### EXERCISE PROMPT
Convert the listing below into a Markdown table with two columns, Row and Line. Number each line in order and leave out any blank lines.

-- start of DATA LINES --

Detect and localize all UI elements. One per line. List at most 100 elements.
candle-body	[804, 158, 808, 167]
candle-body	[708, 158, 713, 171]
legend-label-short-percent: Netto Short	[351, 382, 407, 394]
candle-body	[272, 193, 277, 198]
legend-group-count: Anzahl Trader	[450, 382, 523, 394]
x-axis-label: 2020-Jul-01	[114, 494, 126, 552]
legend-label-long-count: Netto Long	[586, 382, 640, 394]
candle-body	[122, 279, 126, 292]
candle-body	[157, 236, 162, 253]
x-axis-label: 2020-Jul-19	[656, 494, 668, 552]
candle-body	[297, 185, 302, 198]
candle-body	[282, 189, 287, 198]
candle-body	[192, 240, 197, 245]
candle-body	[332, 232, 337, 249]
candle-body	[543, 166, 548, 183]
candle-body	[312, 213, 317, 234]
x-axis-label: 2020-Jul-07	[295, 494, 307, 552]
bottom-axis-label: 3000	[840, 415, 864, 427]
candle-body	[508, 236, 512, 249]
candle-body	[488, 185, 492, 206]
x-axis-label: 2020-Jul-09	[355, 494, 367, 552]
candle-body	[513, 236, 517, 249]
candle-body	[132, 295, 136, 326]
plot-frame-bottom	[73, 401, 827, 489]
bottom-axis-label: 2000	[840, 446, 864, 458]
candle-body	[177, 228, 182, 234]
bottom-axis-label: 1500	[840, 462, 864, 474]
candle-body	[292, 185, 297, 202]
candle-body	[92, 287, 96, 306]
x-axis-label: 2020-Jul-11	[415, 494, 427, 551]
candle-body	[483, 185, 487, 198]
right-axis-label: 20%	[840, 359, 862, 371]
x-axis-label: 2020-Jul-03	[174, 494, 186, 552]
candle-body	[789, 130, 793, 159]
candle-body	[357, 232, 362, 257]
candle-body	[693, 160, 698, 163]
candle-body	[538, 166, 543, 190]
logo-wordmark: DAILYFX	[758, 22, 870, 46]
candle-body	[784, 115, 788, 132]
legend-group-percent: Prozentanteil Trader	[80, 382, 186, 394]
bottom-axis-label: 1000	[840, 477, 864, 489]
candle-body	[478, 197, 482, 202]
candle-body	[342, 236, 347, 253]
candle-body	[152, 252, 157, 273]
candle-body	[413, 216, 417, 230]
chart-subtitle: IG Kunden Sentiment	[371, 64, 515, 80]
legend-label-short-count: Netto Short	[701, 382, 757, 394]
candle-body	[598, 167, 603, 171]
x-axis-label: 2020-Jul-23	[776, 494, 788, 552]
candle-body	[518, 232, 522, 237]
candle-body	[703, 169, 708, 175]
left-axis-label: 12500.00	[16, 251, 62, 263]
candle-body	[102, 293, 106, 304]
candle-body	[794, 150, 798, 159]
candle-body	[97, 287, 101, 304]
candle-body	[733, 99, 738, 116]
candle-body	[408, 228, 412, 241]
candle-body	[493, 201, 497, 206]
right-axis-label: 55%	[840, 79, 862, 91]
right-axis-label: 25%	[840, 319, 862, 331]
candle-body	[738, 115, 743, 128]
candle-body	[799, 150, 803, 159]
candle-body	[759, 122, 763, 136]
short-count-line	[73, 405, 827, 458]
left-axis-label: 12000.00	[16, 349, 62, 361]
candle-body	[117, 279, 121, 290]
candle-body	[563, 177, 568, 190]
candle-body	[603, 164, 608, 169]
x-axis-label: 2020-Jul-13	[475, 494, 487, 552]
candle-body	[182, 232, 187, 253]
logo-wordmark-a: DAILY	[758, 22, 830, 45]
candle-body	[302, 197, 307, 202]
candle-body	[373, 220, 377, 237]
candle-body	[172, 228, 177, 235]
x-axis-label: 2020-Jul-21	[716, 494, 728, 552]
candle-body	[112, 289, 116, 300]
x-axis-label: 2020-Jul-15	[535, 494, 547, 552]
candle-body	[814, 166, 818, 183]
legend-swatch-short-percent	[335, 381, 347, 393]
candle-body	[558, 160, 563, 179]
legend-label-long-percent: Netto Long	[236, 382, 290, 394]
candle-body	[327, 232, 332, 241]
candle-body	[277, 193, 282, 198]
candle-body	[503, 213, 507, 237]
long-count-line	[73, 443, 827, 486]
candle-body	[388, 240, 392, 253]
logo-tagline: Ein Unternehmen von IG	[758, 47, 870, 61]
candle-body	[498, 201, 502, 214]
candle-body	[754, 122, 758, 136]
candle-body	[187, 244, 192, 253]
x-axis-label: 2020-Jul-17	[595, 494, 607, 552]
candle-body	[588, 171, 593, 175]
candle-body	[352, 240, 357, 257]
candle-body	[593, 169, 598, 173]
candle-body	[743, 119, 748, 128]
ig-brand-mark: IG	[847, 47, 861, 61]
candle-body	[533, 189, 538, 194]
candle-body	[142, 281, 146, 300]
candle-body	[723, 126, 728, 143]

-- end of DATA LINES --

### EXERCISE ANSWER
| Row | Line |
|---|---|
| 1 | Detect and localize all UI elements. One per line. List at most 100 elements. |
| 2 | candle-body	[804, 158, 808, 167] |
| 3 | candle-body	[708, 158, 713, 171] |
| 4 | legend-label-short-percent: Netto Short	[351, 382, 407, 394] |
| 5 | candle-body	[272, 193, 277, 198] |
| 6 | legend-group-count: Anzahl Trader	[450, 382, 523, 394] |
| 7 | x-axis-label: 2020-Jul-01	[114, 494, 126, 552] |
| 8 | legend-label-long-count: Netto Long	[586, 382, 640, 394] |
| 9 | candle-body	[122, 279, 126, 292] |
| 10 | candle-body	[157, 236, 162, 253] |
| 11 | x-axis-label: 2020-Jul-19	[656, 494, 668, 552] |
| 12 | candle-body	[297, 185, 302, 198] |
| 13 | candle-body	[282, 189, 287, 198] |
| 14 | candle-body	[192, 240, 197, 245] |
| 15 | candle-body	[332, 232, 337, 249] |
| 16 | candle-body	[543, 166, 548, 183] |
| 17 | candle-body	[312, 213, 317, 234] |
| 18 | x-axis-label: 2020-Jul-07	[295, 494, 307, 552] |
| 19 | bottom-axis-label: 3000	[840, 415, 864, 427] |
| 20 | candle-body	[508, 236, 512, 249] |
| 21 | candle-body	[488, 185, 492, 206] |
| 22 | x-axis-label: 2020-Jul-09	[355, 494, 367, 552] |
| 23 | candle-body	[513, 236, 517, 249] |
| 24 | candle-body	[132, 295, 136, 326] |
| 25 | plot-frame-bottom	[73, 401, 827, 489] |
| 26 | bottom-axis-label: 2000	[840, 446, 864, 458] |
| 27 | candle-body	[177, 228, 182, 234] |
| 28 | bottom-axis-label: 1500	[840, 462, 864, 474] |
| 29 | candle-body	[292, 185, 297, 202] |
| 30 | candle-body	[92, 287, 96, 306] |
| 31 | x-axis-label: 2020-Jul-11	[415, 494, 427, 551] |
| 32 | candle-body	[483, 185, 487, 198] |
| 33 | right-axis-label: 20%	[840, 359, 862, 371] |
| 34 | x-axis-label: 2020-Jul-03	[174, 494, 186, 552] |
| 35 | candle-body	[789, 130, 793, 159] |
| 36 | candle-body	[357, 232, 362, 257] |
| 37 | candle-body	[693, 160, 698, 163] |
| 38 | candle-body	[538, 166, 543, 190] |
| 39 | logo-wordmark: DAILYFX	[758, 22, 870, 46] |
| 40 | candle-body	[784, 115, 788, 132] |
| 41 | legend-group-percent: Prozentanteil Trader	[80, 382, 186, 394] |
| 42 | bottom-axis-label: 1000	[840, 477, 864, 489] |
| 43 | candle-body	[478, 197, 482, 202] |
| 44 | candle-body	[342, 236, 347, 253] |
| 45 | candle-body	[152, 252, 157, 273] |
| 46 | candle-body	[413, 216, 417, 230] |
| 47 | chart-subtitle: IG Kunden Sentiment	[371, 64, 515, 80] |
| 48 | legend-label-short-count: Netto Short	[701, 382, 757, 394] |
| 49 | candle-body	[598, 167, 603, 171] |
| 50 | x-axis-label: 2020-Jul-23	[776, 494, 788, 552] |
| 51 | candle-body	[518, 232, 522, 237] |
| 52 | candle-body	[703, 169, 708, 175] |
| 53 | left-axis-label: 12500.00	[16, 251, 62, 263] |
| 54 | candle-body	[102, 293, 106, 304] |
| 55 | candle-body	[794, 150, 798, 159] |
| 56 | candle-body	[97, 287, 101, 304] |
| 57 | candle-body	[733, 99, 738, 116] |
| 58 | candle-body	[408, 228, 412, 241] |
| 59 | candle-body	[493, 201, 497, 206] |
| 60 | right-axis-label: 55%	[840, 79, 862, 91] |
| 61 | right-axis-label: 25%	[840, 319, 862, 331] |
| 62 | candle-body	[738, 115, 743, 128] |
| 63 | candle-body	[799, 150, 803, 159] |
| 64 | candle-body	[759, 122, 763, 136] |
| 65 | short-count-line	[73, 405, 827, 458] |
| 66 | left-axis-label: 12000.00	[16, 349, 62, 361] |
| 67 | candle-body	[117, 279, 121, 290] |
| 68 | candle-body	[563, 177, 568, 190] |
| 69 | candle-body	[603, 164, 608, 169] |
| 70 | x-axis-label: 2020-Jul-13	[475, 494, 487, 552] |
| 71 | candle-body	[182, 232, 187, 253] |
| 72 | logo-wordmark-a: DAILY	[758, 22, 830, 45] |
| 73 | candle-body	[302, 197, 307, 202] |
| 74 | candle-body	[373, 220, 377, 237] |
| 75 | candle-body	[172, 228, 177, 235] |
| 76 | x-axis-label: 2020-Jul-21	[716, 494, 728, 552] |
| 77 | candle-body	[112, 289, 116, 300] |
| 78 | x-axis-label: 2020-Jul-15	[535, 494, 547, 552] |
| 79 | candle-body	[814, 166, 818, 183] |
| 80 | legend-swatch-short-percent	[335, 381, 347, 393] |
| 81 | candle-body	[558, 160, 563, 179] |
| 82 | legend-label-long-percent: Netto Long	[236, 382, 290, 394] |
| 83 | candle-body	[327, 232, 332, 241] |
| 84 | candle-body	[277, 193, 282, 198] |
| 85 | candle-body	[503, 213, 507, 237] |
| 86 | long-count-line	[73, 443, 827, 486] |
| 87 | candle-body	[388, 240, 392, 253] |
| 88 | logo-tagline: Ein Unternehmen von IG	[758, 47, 870, 61] |
| 89 | candle-body	[498, 201, 502, 214] |
| 90 | candle-body	[754, 122, 758, 136] |
| 91 | candle-body	[187, 244, 192, 253] |
| 92 | x-axis-label: 2020-Jul-17	[595, 494, 607, 552] |
| 93 | candle-body	[588, 171, 593, 175] |
| 94 | candle-body	[352, 240, 357, 257] |
| 95 | candle-body	[593, 169, 598, 173] |
| 96 | candle-body	[743, 119, 748, 128] |
| 97 | ig-brand-mark: IG	[847, 47, 861, 61] |
| 98 | candle-body	[533, 189, 538, 194] |
| 99 | candle-body	[142, 281, 146, 300] |
| 100 | candle-body	[723, 126, 728, 143] |